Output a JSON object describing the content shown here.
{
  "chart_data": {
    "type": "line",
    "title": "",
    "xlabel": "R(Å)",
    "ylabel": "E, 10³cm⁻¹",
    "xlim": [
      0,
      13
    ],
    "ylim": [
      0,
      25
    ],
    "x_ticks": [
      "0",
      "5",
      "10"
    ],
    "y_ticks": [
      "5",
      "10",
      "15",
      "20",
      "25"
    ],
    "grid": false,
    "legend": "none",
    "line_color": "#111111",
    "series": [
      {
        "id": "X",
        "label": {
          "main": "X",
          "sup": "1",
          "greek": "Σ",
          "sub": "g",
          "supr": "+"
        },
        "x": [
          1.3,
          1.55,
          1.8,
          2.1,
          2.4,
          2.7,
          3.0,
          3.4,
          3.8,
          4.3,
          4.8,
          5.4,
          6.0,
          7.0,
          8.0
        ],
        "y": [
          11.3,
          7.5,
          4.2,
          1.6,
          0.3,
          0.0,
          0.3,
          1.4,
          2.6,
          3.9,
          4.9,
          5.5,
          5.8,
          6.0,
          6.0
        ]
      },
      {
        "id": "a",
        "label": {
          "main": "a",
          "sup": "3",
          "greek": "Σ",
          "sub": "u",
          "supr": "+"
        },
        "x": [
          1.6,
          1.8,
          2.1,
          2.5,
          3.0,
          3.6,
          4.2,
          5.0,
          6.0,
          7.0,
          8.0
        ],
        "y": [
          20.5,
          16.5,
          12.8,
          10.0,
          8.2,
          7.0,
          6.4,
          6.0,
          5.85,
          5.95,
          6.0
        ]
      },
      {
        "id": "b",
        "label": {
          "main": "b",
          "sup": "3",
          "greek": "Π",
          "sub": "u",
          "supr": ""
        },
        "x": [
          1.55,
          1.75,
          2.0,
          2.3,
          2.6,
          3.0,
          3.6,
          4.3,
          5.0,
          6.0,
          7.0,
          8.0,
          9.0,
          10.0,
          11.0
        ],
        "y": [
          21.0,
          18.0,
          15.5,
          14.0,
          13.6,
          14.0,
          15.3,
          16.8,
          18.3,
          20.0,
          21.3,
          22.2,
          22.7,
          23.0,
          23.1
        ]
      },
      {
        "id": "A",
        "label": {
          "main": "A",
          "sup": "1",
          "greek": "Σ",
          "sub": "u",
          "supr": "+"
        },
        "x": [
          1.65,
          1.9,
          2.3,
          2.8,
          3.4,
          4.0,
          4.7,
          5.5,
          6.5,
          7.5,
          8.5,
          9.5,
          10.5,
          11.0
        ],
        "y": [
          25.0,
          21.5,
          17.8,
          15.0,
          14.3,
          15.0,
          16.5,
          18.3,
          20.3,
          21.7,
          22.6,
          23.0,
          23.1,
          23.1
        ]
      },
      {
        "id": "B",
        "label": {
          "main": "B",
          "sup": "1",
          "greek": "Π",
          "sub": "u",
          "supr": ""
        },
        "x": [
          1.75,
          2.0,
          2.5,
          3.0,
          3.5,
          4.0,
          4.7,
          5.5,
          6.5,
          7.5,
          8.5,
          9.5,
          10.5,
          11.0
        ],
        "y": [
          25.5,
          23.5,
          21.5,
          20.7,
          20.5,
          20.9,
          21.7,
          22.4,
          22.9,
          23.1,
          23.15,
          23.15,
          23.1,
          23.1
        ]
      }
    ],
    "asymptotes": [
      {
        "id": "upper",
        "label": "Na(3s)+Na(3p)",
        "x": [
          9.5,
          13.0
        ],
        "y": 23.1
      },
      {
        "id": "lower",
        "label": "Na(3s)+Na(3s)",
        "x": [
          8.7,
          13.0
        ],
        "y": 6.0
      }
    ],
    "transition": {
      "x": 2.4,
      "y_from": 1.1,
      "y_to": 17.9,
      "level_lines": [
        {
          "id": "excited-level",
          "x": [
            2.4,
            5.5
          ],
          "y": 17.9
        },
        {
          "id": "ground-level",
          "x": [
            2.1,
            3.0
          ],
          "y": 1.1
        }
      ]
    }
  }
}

- - -

■ EXERCISE PROMPT: Write out the data exactly as it stands.

■ SOLUTION FOR THIS EXERCISE:
Output a JSON object describing the content shown here.
{
  "chart_data": {
    "type": "line",
    "title": "",
    "xlabel": "R(Å)",
    "ylabel": "E, 10³cm⁻¹",
    "xlim": [
      0,
      13
    ],
    "ylim": [
      0,
      25
    ],
    "x_ticks": [
      "0",
      "5",
      "10"
    ],
    "y_ticks": [
      "5",
      "10",
      "15",
      "20",
      "25"
    ],
    "grid": false,
    "legend": "none",
    "line_color": "#111111",
    "series": [
      {
        "id": "X",
        "label": {
          "main": "X",
          "sup": "1",
          "greek": "Σ",
          "sub": "g",
          "supr": "+"
        },
        "x": [
          1.3,
          1.55,
          1.8,
          2.1,
          2.4,
          2.7,
          3.0,
          3.4,
          3.8,
          4.3,
          4.8,
          5.4,
          6.0,
          7.0,
          8.0
        ],
        "y": [
          11.3,
          7.5,
          4.2,
          1.6,
          0.3,
          0.0,
          0.3,
          1.4,
          2.6,
          3.9,
          4.9,
          5.5,
          5.8,
          6.0,
          6.0
        ]
      },
      {
        "id": "a",
        "label": {
          "main": "a",
          "sup": "3",
          "greek": "Σ",
          "sub": "u",
          "supr": "+"
        },
        "x": [
          1.6,
          1.8,
          2.1,
          2.5,
          3.0,
          3.6,
          4.2,
          5.0,
          6.0,
          7.0,
          8.0
        ],
        "y": [
          20.5,
          16.5,
          12.8,
          10.0,
          8.2,
          7.0,
          6.4,
          6.0,
          5.85,
          5.95,
          6.0
        ]
      },
      {
        "id": "b",
        "label": {
          "main": "b",
          "sup": "3",
          "greek": "Π",
          "sub": "u",
          "supr": ""
        },
        "x": [
          1.55,
          1.75,
          2.0,
          2.3,
          2.6,
          3.0,
          3.6,
          4.3,
          5.0,
          6.0,
          7.0,
          8.0,
          9.0,
          10.0,
          11.0
        ],
        "y": [
          21.0,
          18.0,
          15.5,
          14.0,
          13.6,
          14.0,
          15.3,
          16.8,
          18.3,
          20.0,
          21.3,
          22.2,
          22.7,
          23.0,
          23.1
        ]
      },
      {
        "id": "A",
        "label": {
          "main": "A",
          "sup": "1",
          "greek": "Σ",
          "sub": "u",
          "supr": "+"
        },
        "x": [
          1.65,
          1.9,
          2.3,
          2.8,
          3.4,
          4.0,
          4.7,
          5.5,
          6.5,
          7.5,
          8.5,
          9.5,
          10.5,
          11.0
        ],
        "y": [
          25.0,
          21.5,
          17.8,
          15.0,
          14.3,
          15.0,
          16.5,
          18.3,
          20.3,
          21.7,
          22.6,
          23.0,
          23.1,
          23.1
        ]
      },
      {
        "id": "B",
        "label": {
          "main": "B",
          "sup": "1",
          "greek": "Π",
          "sub": "u",
          "supr": ""
        },
        "x": [
          1.75,
          2.0,
          2.5,
          3.0,
          3.5,
          4.0,
          4.7,
          5.5,
          6.5,
          7.5,
          8.5,
          9.5,
          10.5,
          11.0
        ],
        "y": [
          25.5,
          23.5,
          21.5,
          20.7,
          20.5,
          20.9,
          21.7,
          22.4,
          22.9,
          23.1,
          23.15,
          23.15,
          23.1,
          23.1
        ]
      }
    ],
    "asymptotes": [
      {
        "id": "upper",
        "label": "Na(3s)+Na(3p)",
        "x": [
          9.5,
          13.0
        ],
        "y": 23.1
      },
      {
        "id": "lower",
        "label": "Na(3s)+Na(3s)",
        "x": [
          8.7,
          13.0
        ],
        "y": 6.0
      }
    ],
    "transition": {
      "x": 2.4,
      "y_from": 1.1,
      "y_to": 17.9,
      "level_lines": [
        {
          "id": "excited-level",
          "x": [
            2.4,
            5.5
          ],
          "y": 17.9
        },
        {
          "id": "ground-level",
          "x": [
            2.1,
            3.0
          ],
          "y": 1.1
        }
      ]
    }
  }
}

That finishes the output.